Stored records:
----
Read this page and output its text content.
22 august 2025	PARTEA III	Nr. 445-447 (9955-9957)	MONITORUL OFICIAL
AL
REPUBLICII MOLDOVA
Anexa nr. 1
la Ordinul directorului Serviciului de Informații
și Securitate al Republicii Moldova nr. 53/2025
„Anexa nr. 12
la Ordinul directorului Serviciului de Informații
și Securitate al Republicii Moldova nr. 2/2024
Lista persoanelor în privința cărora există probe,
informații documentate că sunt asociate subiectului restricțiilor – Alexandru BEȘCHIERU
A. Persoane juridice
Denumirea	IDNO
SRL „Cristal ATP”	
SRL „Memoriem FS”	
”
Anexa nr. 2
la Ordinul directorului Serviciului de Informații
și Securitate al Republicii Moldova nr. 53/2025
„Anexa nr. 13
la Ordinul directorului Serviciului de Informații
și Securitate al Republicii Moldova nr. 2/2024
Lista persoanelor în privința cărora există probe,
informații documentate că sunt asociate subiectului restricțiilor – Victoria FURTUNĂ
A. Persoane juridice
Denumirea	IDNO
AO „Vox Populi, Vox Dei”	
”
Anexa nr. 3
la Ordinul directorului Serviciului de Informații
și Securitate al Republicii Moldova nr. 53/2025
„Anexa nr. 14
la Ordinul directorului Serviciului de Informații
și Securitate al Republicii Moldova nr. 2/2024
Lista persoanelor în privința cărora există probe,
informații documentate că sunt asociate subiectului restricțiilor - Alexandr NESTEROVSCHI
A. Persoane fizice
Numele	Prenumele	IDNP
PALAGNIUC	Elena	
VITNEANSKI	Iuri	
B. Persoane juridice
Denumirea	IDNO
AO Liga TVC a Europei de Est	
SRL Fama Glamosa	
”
----
Directions: Set down the listing above in full, please, exactly as it appears.

Correct result:
Read this page and output its text content.
22 august 2025	PARTEA III	Nr. 445-447 (9955-9957)	MONITORUL OFICIAL
AL
REPUBLICII MOLDOVA
Anexa nr. 1
la Ordinul directorului Serviciului de Informații
și Securitate al Republicii Moldova nr. 53/2025
„Anexa nr. 12
la Ordinul directorului Serviciului de Informații
și Securitate al Republicii Moldova nr. 2/2024
Lista persoanelor în privința cărora există probe,
informații documentate că sunt asociate subiectului restricțiilor – Alexandru BEȘCHIERU
A. Persoane juridice
Denumirea	IDNO
SRL „Cristal ATP”	
SRL „Memoriem FS”	
”
Anexa nr. 2
la Ordinul directorului Serviciului de Informații
și Securitate al Republicii Moldova nr. 53/2025
„Anexa nr. 13
la Ordinul directorului Serviciului de Informații
și Securitate al Republicii Moldova nr. 2/2024
Lista persoanelor în privința cărora există probe,
informații documentate că sunt asociate subiectului restricțiilor – Victoria FURTUNĂ
A. Persoane juridice
Denumirea	IDNO
AO „Vox Populi, Vox Dei”	
”
Anexa nr. 3
la Ordinul directorului Serviciului de Informații
și Securitate al Republicii Moldova nr. 53/2025
„Anexa nr. 14
la Ordinul directorului Serviciului de Informații
și Securitate al Republicii Moldova nr. 2/2024
Lista persoanelor în privința cărora există probe,
informații documentate că sunt asociate subiectului restricțiilor - Alexandr NESTEROVSCHI
A. Persoane fizice
Numele	Prenumele	IDNP
PALAGNIUC	Elena	
VITNEANSKI	Iuri	
B. Persoane juridice
Denumirea	IDNO
AO Liga TVC a Europei de Est	
SRL Fama Glamosa	
”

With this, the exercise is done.